* [Records from a dataset]:
** start **
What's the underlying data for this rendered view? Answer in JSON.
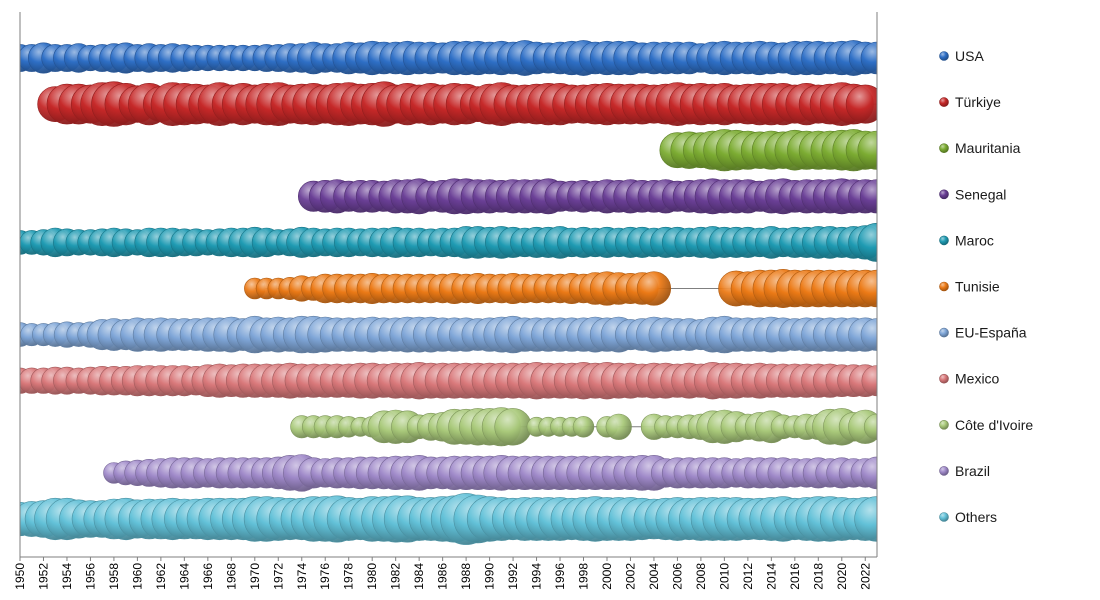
{
  "chart_data": {
    "type": "scatter",
    "subtype": "bubble-timeline",
    "title": "",
    "xlabel": "",
    "ylabel": "",
    "xlim": [
      1950,
      2023
    ],
    "x_tick_labels": [
      "1950",
      "1952",
      "1954",
      "1956",
      "1958",
      "1960",
      "1962",
      "1964",
      "1966",
      "1968",
      "1970",
      "1972",
      "1974",
      "1976",
      "1978",
      "1980",
      "1982",
      "1984",
      "1986",
      "1988",
      "1990",
      "1992",
      "1994",
      "1996",
      "1998",
      "2000",
      "2002",
      "2004",
      "2006",
      "2008",
      "2010",
      "2012",
      "2014",
      "2016",
      "2018",
      "2020",
      "2022"
    ],
    "legend_position": "right",
    "grid": false,
    "series": [
      {
        "name": "USA",
        "color": "#2e6fc6",
        "start": 1950,
        "values": [
          1.7,
          1.7,
          1.9,
          1.7,
          1.7,
          1.8,
          1.6,
          1.7,
          1.8,
          1.9,
          1.7,
          1.8,
          1.7,
          1.8,
          1.7,
          1.6,
          1.6,
          1.6,
          1.6,
          1.6,
          1.6,
          1.7,
          1.7,
          1.8,
          1.8,
          2,
          1.8,
          1.8,
          2,
          1.9,
          2.1,
          2,
          2,
          2.1,
          2,
          2,
          1.9,
          2.1,
          2.1,
          2.1,
          2,
          2.1,
          2,
          2.2,
          2,
          1.9,
          2,
          2.1,
          2.2,
          2,
          2.1,
          2.1,
          2.1,
          1.9,
          2,
          2,
          2,
          2,
          1.8,
          2,
          2.1,
          2,
          2,
          2.1,
          2,
          1.9,
          2.1,
          2.1,
          2.1,
          2,
          2.1,
          2.2,
          2,
          2
        ]
      },
      {
        "name": "Türkiye",
        "color": "#c62828",
        "start": 1950,
        "values": [
          0,
          0,
          0,
          2.2,
          2.5,
          2.5,
          2.4,
          2.7,
          2.8,
          2.6,
          2.3,
          2.6,
          2.2,
          2.7,
          2.6,
          2.5,
          2.4,
          2.7,
          2.4,
          2.6,
          2.4,
          2.6,
          2.7,
          2.4,
          2.5,
          2.6,
          2.4,
          2.6,
          2.7,
          2.5,
          2.6,
          2.8,
          2.4,
          2.6,
          2.4,
          2.6,
          2.4,
          2.6,
          2.5,
          2.2,
          2.5,
          2.7,
          2.4,
          2.4,
          2.5,
          2.6,
          2.6,
          2.4,
          2.4,
          2.5,
          2.6,
          2.5,
          2.5,
          2.5,
          2.4,
          2.5,
          2.7,
          2.5,
          2.6,
          2.5,
          2.6,
          2.4,
          2.5,
          2.6,
          2.6,
          2.6,
          2.4,
          2.6,
          2.4,
          2.5,
          2.7,
          2.5,
          2.4,
          0
        ]
      },
      {
        "name": "Mauritania",
        "color": "#7cac32",
        "start": 1950,
        "values": [
          0,
          0,
          0,
          0,
          0,
          0,
          0,
          0,
          0,
          0,
          0,
          0,
          0,
          0,
          0,
          0,
          0,
          0,
          0,
          0,
          0,
          0,
          0,
          0,
          0,
          0,
          0,
          0,
          0,
          0,
          0,
          0,
          0,
          0,
          0,
          0,
          0,
          0,
          0,
          0,
          0,
          0,
          0,
          0,
          0,
          0,
          0,
          0,
          0,
          0,
          0,
          0,
          0,
          0,
          0,
          0,
          2.2,
          2.3,
          2.2,
          2.4,
          2.6,
          2.5,
          2.4,
          2.3,
          2.4,
          2.3,
          2.5,
          2.4,
          2.4,
          2.4,
          2.5,
          2.6,
          2.4,
          2.4
        ]
      },
      {
        "name": "Senegal",
        "color": "#6a3f96",
        "start": 1950,
        "values": [
          0,
          0,
          0,
          0,
          0,
          0,
          0,
          0,
          0,
          0,
          0,
          0,
          0,
          0,
          0,
          0,
          0,
          0,
          0,
          0,
          0,
          0,
          0,
          0,
          0,
          1.9,
          2,
          2.1,
          1.9,
          2,
          2,
          1.9,
          2.1,
          2.1,
          2.2,
          1.9,
          2,
          2.2,
          2.2,
          2.1,
          2.1,
          2,
          2.1,
          2.1,
          2.1,
          2.2,
          1.9,
          1.9,
          2,
          1.9,
          2.1,
          2,
          2.1,
          2,
          2,
          2.1,
          1.9,
          2,
          2.1,
          2.2,
          2.1,
          2.1,
          2.1,
          1.9,
          2.1,
          2.2,
          2,
          2.1,
          2.1,
          2.1,
          2.2,
          2.1,
          2.1,
          2.1
        ]
      },
      {
        "name": "Maroc",
        "color": "#1f9bb3",
        "start": 1950,
        "values": [
          1.5,
          1.5,
          1.6,
          1.8,
          1.7,
          1.6,
          1.6,
          1.7,
          1.8,
          1.7,
          1.6,
          1.8,
          1.8,
          1.8,
          1.7,
          1.7,
          1.6,
          1.7,
          1.8,
          1.8,
          1.9,
          1.8,
          1.6,
          1.7,
          1.9,
          1.8,
          1.7,
          1.8,
          1.8,
          1.7,
          1.8,
          1.8,
          1.9,
          1.8,
          1.8,
          1.7,
          1.8,
          1.8,
          2,
          2,
          1.9,
          2,
          1.9,
          1.8,
          1.9,
          1.9,
          2,
          1.8,
          1.9,
          1.8,
          1.9,
          1.8,
          1.9,
          1.9,
          1.8,
          1.9,
          1.9,
          1.8,
          1.9,
          2,
          1.9,
          1.9,
          1.9,
          1.8,
          2,
          1.8,
          1.9,
          1.9,
          2,
          2,
          1.9,
          2,
          2.1,
          2.4
        ]
      },
      {
        "name": "Tunisie",
        "color": "#ec7a16",
        "start": 1950,
        "values": [
          0,
          0,
          0,
          0,
          0,
          0,
          0,
          0,
          0,
          0,
          0,
          0,
          0,
          0,
          0,
          0,
          0,
          0,
          0,
          0,
          1.3,
          1.3,
          1.3,
          1.4,
          1.6,
          1.5,
          1.8,
          1.8,
          1.8,
          1.8,
          1.9,
          1.8,
          1.8,
          1.8,
          1.8,
          1.8,
          1.8,
          1.9,
          1.8,
          1.9,
          1.8,
          1.8,
          1.9,
          1.8,
          1.8,
          1.8,
          1.8,
          1.9,
          1.8,
          2,
          2.1,
          2,
          1.9,
          2,
          2.1,
          0,
          0,
          0,
          0,
          0,
          0,
          2.2,
          2.1,
          2.3,
          2.3,
          2.4,
          2.3,
          2.3,
          2.3,
          2.3,
          2.3,
          2.3,
          2.3,
          2.3
        ]
      },
      {
        "name": "EU-España",
        "color": "#7fa6d8",
        "start": 1950,
        "values": [
          1.5,
          1.4,
          1.4,
          1.5,
          1.6,
          1.5,
          1.6,
          1.9,
          2,
          1.9,
          2.1,
          2,
          2.1,
          2,
          2,
          2,
          2.1,
          2.1,
          2.2,
          2,
          2.3,
          2.1,
          2.2,
          2.1,
          2.3,
          2.3,
          2.2,
          2.1,
          2.1,
          2.1,
          2.2,
          2.1,
          2.1,
          2.2,
          2.2,
          2.2,
          2.1,
          2.1,
          2.1,
          2,
          2.1,
          2.2,
          2.3,
          2.1,
          2.1,
          2.1,
          2.1,
          2.1,
          2.1,
          2.2,
          2.1,
          2.2,
          1.9,
          2,
          2.2,
          2.1,
          2,
          2,
          1.9,
          2.2,
          2.3,
          2.1,
          2.1,
          2.1,
          2.2,
          2.1,
          2,
          2.1,
          2.1,
          2.1,
          2.1,
          2.1,
          2.1,
          2
        ]
      },
      {
        "name": "Mexico",
        "color": "#d9787a",
        "start": 1950,
        "values": [
          1.6,
          1.6,
          1.6,
          1.7,
          1.7,
          1.6,
          1.7,
          1.8,
          1.8,
          1.8,
          1.9,
          1.9,
          1.9,
          1.9,
          1.9,
          1.8,
          2,
          2.1,
          2,
          2.1,
          2.1,
          2.1,
          2.1,
          2.2,
          2.1,
          2.1,
          2.1,
          2.1,
          2.1,
          2.2,
          2.2,
          2.1,
          2.2,
          2.2,
          2.3,
          2.2,
          2.2,
          2.2,
          2.2,
          2.2,
          2.2,
          2.2,
          2.2,
          2.2,
          2.3,
          2.2,
          2.2,
          2.2,
          2.3,
          2.2,
          2.3,
          2.2,
          2.2,
          2.1,
          2.2,
          2.2,
          2.1,
          2.2,
          2.1,
          2.3,
          2.2,
          2.2,
          2.1,
          2.2,
          2.1,
          2.1,
          2.1,
          2.1,
          2.1,
          2.1,
          2,
          2,
          2,
          1.9
        ]
      },
      {
        "name": "Côte d'Ivoire",
        "color": "#a9c97a",
        "start": 1950,
        "values": [
          0,
          0,
          0,
          0,
          0,
          0,
          0,
          0,
          0,
          0,
          0,
          0,
          0,
          0,
          0,
          0,
          0,
          0,
          0,
          0,
          0,
          0,
          0,
          0,
          1.4,
          1.4,
          1.4,
          1.4,
          1.3,
          1.2,
          1.3,
          2,
          2.1,
          2,
          1.5,
          1.7,
          1.8,
          2.2,
          2.2,
          2.3,
          2.3,
          2.4,
          2.3,
          0,
          1.2,
          1.2,
          1.2,
          1.2,
          1.3,
          0,
          1.3,
          1.6,
          0,
          0,
          1.6,
          1.4,
          1.4,
          1.5,
          1.6,
          2,
          2.1,
          1.9,
          1.6,
          1.8,
          2,
          1.5,
          1.4,
          1.6,
          1.6,
          2.2,
          2.3,
          1.8,
          2.1,
          1.6
        ]
      },
      {
        "name": "Brazil",
        "color": "#9f89c9",
        "start": 1950,
        "values": [
          0,
          0,
          0,
          0,
          0,
          0,
          0,
          0,
          1.3,
          1.5,
          1.6,
          1.7,
          1.8,
          1.9,
          1.9,
          1.9,
          1.8,
          1.9,
          1.9,
          1.9,
          1.9,
          1.9,
          2,
          2.2,
          2.3,
          1.9,
          1.8,
          1.9,
          1.9,
          2,
          2,
          2,
          2.1,
          2.1,
          2.2,
          2,
          2,
          2.1,
          2.1,
          2.1,
          2.1,
          2.2,
          2.1,
          2.1,
          2.1,
          2.1,
          2.1,
          2.1,
          2.1,
          2.1,
          2.1,
          2.1,
          2.1,
          2.2,
          2.2,
          1.8,
          1.9,
          1.9,
          1.9,
          1.9,
          1.9,
          1.8,
          1.9,
          1.9,
          1.9,
          1.9,
          1.8,
          1.8,
          1.9,
          1.8,
          1.9,
          1.8,
          1.8,
          2
        ]
      },
      {
        "name": "Others",
        "color": "#62c1d8",
        "start": 1950,
        "values": [
          2.1,
          2.2,
          2.3,
          2.6,
          2.6,
          2.4,
          2.3,
          2.3,
          2.5,
          2.6,
          2.4,
          2.5,
          2.5,
          2.6,
          2.5,
          2.5,
          2.6,
          2.6,
          2.6,
          2.6,
          2.8,
          2.8,
          2.7,
          2.6,
          2.6,
          2.8,
          2.8,
          2.9,
          2.7,
          2.6,
          2.8,
          2.8,
          2.9,
          2.9,
          2.7,
          2.7,
          2.8,
          2.9,
          3.2,
          3,
          2.8,
          2.7,
          2.6,
          2.7,
          2.7,
          2.7,
          2.7,
          2.6,
          2.7,
          2.8,
          2.7,
          2.7,
          2.7,
          2.6,
          2.5,
          2.6,
          2.7,
          2.6,
          2.7,
          2.7,
          2.7,
          2.7,
          2.6,
          2.6,
          2.7,
          2.8,
          2.6,
          2.7,
          2.8,
          2.8,
          2.7,
          2.6,
          2.7,
          2.8
        ]
      }
    ]
  }
}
** end **
* [What the task asks]: Pick out each line that holds the string "name".

* [Solution for this exercise]:
        "name": "USA",
        "name": "Türkiye",
        "name": "Mauritania",
        "name": "Senegal",
        "name": "Maroc",
        "name": "Tunisie",
        "name": "EU-España",
        "name": "Mexico",
        "name": "Côte d'Ivoire",
        "name": "Brazil",
        "name": "Others",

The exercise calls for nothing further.